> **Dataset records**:
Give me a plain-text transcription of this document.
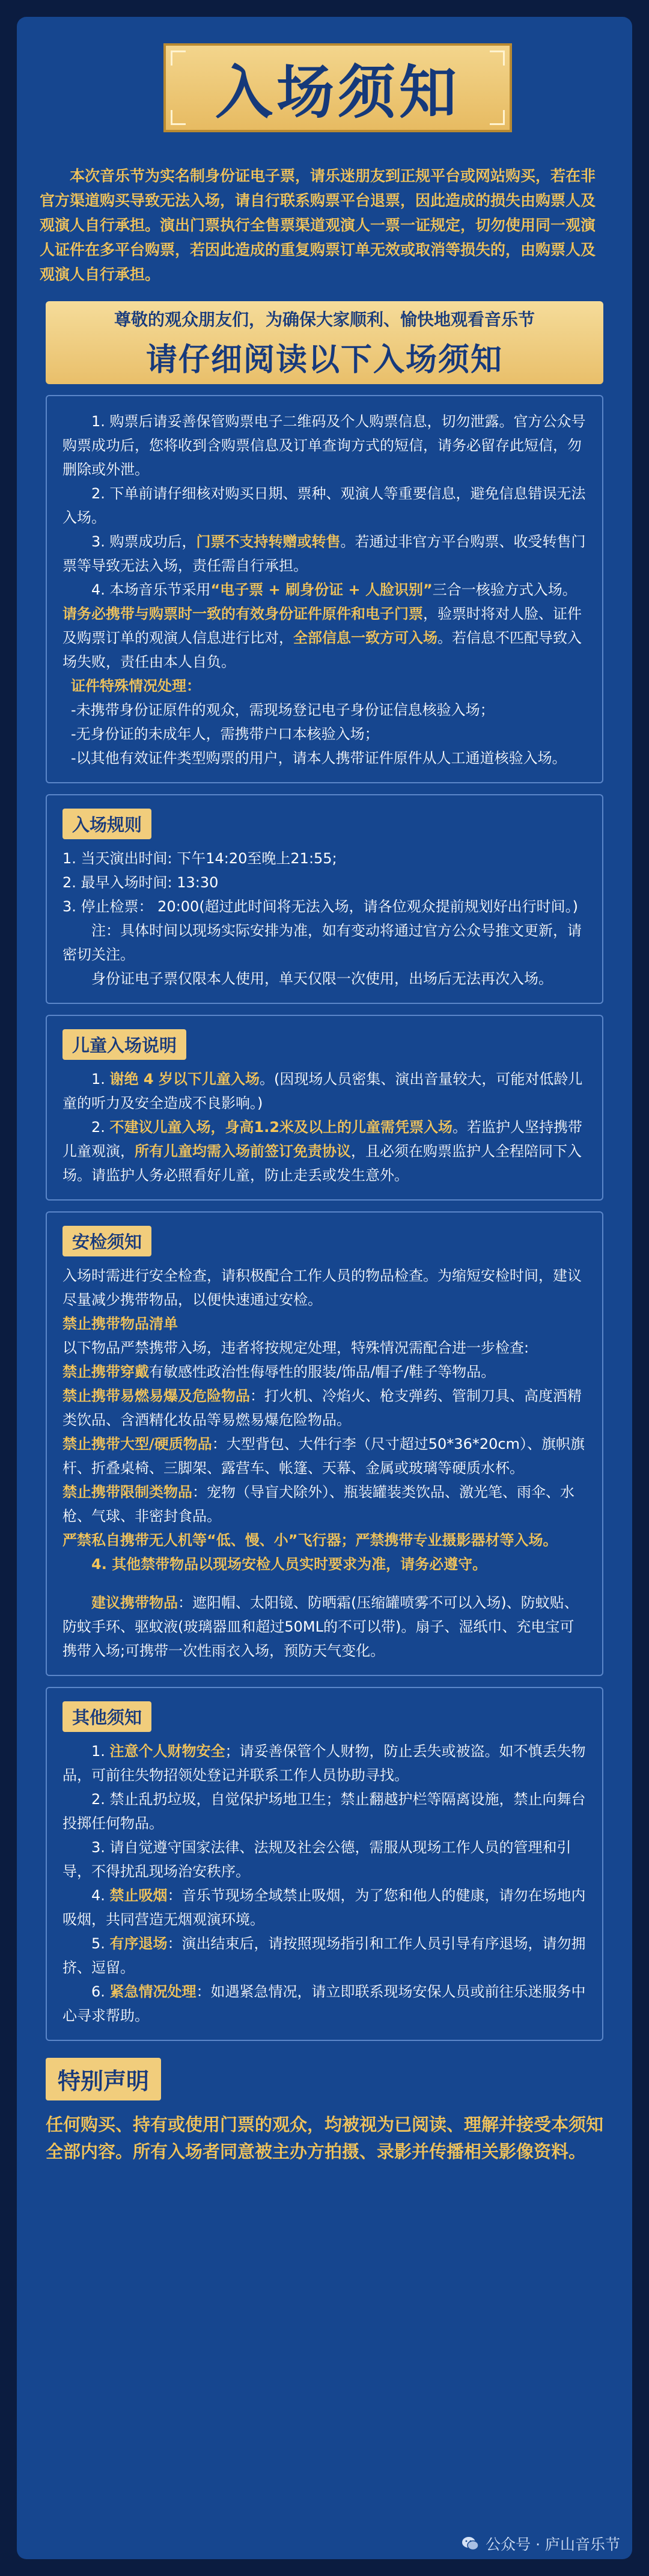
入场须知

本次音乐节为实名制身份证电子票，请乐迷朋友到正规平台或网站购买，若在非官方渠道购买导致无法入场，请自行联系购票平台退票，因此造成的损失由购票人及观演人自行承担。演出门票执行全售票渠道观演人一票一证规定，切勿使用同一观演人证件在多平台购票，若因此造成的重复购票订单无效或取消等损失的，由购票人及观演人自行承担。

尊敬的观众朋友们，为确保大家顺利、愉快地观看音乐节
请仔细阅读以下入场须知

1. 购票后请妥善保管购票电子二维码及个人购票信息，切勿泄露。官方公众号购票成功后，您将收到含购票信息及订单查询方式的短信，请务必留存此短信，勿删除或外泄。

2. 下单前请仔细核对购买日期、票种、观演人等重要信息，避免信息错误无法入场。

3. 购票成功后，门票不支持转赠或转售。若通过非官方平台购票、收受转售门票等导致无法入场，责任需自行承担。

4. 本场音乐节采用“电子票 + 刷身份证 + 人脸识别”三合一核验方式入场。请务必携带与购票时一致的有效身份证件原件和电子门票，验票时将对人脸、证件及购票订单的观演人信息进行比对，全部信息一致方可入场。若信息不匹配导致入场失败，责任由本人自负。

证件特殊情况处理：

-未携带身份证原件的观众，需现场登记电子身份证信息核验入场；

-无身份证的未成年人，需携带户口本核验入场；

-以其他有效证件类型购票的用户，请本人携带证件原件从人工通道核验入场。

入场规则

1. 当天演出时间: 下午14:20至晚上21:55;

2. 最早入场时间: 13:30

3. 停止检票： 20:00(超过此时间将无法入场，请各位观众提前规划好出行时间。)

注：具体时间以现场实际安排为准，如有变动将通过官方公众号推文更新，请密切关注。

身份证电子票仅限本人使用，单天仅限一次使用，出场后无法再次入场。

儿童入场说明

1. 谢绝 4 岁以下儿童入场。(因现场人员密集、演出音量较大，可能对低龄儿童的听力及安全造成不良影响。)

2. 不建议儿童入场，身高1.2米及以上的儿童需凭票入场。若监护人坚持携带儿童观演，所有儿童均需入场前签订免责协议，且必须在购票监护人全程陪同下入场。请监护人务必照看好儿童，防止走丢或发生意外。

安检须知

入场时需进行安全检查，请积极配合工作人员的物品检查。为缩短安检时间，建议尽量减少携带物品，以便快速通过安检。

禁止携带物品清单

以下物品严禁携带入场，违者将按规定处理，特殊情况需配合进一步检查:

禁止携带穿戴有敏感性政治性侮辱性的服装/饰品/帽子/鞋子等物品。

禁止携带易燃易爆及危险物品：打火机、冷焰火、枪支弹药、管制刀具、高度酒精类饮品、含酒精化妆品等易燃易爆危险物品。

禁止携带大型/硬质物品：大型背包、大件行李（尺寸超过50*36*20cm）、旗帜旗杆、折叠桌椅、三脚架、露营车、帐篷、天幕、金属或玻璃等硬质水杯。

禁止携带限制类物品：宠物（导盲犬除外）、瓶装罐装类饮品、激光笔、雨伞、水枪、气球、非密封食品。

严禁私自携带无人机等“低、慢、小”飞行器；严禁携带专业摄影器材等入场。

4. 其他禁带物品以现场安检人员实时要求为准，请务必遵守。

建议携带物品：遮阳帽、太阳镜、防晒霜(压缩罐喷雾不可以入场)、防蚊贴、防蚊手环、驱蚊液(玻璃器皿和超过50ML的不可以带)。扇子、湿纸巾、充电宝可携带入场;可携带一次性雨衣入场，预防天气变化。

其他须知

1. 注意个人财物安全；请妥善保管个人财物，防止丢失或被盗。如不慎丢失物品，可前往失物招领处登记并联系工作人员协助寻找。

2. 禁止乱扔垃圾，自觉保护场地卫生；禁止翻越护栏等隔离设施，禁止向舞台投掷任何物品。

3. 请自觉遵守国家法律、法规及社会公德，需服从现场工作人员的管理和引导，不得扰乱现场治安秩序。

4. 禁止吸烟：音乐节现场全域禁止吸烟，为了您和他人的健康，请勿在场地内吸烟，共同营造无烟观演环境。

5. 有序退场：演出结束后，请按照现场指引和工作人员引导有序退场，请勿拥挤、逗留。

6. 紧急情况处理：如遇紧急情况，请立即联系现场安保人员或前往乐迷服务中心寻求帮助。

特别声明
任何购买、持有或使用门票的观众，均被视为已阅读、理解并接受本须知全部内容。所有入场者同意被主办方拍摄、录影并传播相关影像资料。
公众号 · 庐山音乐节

...

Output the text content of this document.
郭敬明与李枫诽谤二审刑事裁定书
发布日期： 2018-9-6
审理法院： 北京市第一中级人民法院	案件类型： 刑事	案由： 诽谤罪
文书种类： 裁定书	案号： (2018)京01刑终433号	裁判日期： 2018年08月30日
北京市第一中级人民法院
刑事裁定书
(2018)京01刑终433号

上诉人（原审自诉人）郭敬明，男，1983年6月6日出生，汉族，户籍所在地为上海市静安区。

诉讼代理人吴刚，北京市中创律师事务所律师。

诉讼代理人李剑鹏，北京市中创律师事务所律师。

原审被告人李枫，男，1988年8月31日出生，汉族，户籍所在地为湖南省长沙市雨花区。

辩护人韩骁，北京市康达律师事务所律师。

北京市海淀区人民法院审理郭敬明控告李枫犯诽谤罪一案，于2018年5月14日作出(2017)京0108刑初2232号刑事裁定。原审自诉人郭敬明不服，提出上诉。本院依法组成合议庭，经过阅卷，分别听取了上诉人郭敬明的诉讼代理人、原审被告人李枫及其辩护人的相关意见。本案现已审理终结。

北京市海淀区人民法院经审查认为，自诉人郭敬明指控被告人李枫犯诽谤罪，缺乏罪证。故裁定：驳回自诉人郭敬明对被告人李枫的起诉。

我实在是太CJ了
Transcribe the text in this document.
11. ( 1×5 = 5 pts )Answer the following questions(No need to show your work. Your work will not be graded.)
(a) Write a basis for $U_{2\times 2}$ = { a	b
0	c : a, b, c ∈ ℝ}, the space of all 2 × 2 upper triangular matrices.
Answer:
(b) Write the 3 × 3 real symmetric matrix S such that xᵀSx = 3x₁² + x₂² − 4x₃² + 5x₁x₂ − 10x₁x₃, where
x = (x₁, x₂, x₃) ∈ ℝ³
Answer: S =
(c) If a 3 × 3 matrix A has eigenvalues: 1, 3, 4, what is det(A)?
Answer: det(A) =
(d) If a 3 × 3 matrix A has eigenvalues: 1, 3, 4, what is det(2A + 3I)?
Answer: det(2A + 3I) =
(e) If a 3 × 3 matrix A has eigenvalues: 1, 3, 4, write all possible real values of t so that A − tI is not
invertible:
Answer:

==

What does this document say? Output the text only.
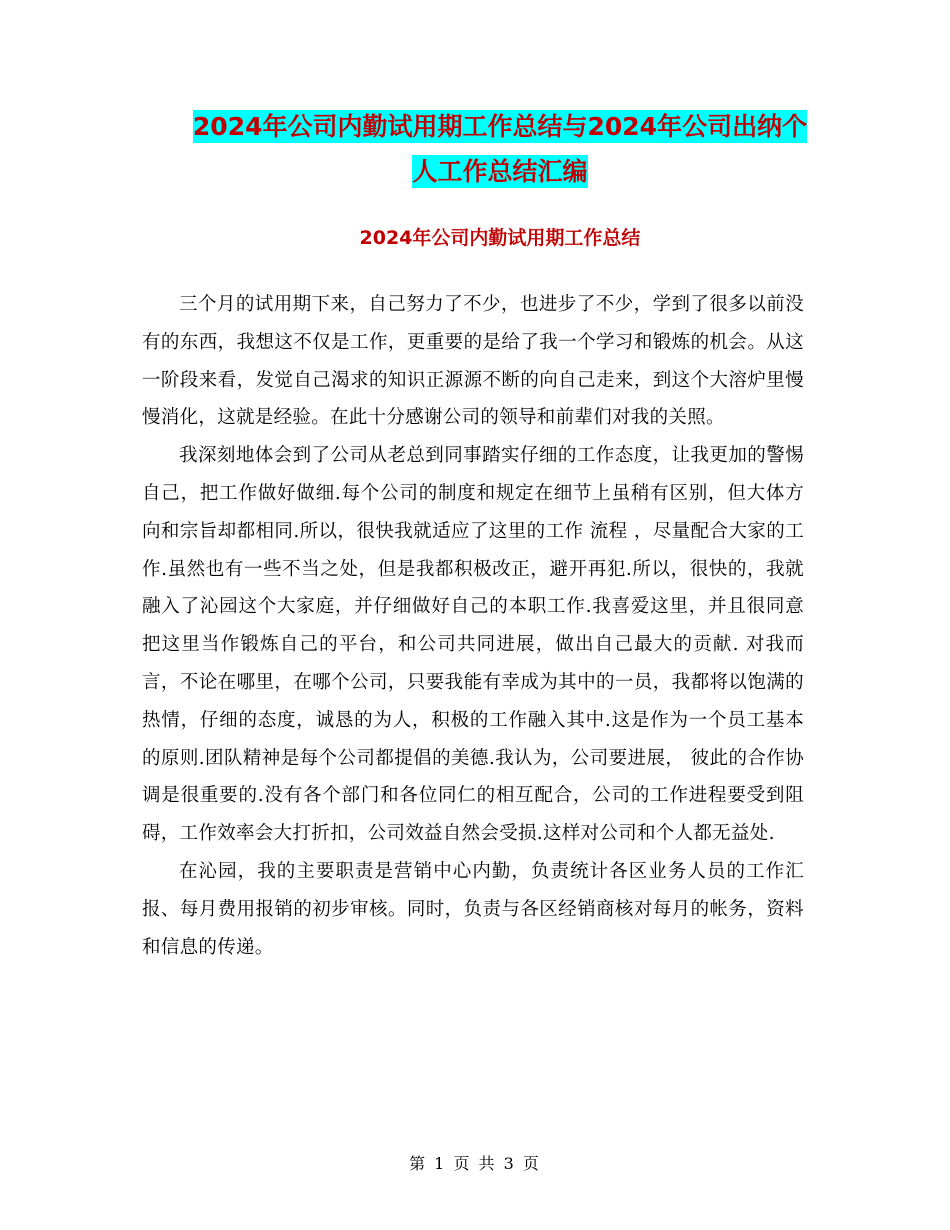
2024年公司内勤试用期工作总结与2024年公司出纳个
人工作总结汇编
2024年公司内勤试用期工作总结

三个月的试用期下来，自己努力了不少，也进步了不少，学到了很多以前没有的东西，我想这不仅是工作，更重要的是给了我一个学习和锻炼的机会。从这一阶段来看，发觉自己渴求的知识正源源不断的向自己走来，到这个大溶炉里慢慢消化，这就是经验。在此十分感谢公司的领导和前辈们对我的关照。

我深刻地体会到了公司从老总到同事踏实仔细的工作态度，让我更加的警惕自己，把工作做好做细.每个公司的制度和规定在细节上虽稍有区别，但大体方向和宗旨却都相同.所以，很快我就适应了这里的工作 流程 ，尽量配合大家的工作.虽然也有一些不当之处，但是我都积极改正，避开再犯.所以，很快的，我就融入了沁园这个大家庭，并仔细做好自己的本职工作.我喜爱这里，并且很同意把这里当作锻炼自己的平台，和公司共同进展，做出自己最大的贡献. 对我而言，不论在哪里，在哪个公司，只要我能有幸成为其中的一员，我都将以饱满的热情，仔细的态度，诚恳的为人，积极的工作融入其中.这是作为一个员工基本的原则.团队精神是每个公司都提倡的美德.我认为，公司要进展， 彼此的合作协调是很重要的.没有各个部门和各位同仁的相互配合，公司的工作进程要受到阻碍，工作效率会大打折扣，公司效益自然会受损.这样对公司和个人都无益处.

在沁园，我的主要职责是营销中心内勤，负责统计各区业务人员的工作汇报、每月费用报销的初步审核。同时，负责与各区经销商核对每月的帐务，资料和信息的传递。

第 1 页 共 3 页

> **Exercise objective**:
Only the number is wanted: how many lines of the material contain the word "that"?

> **Full output**:
2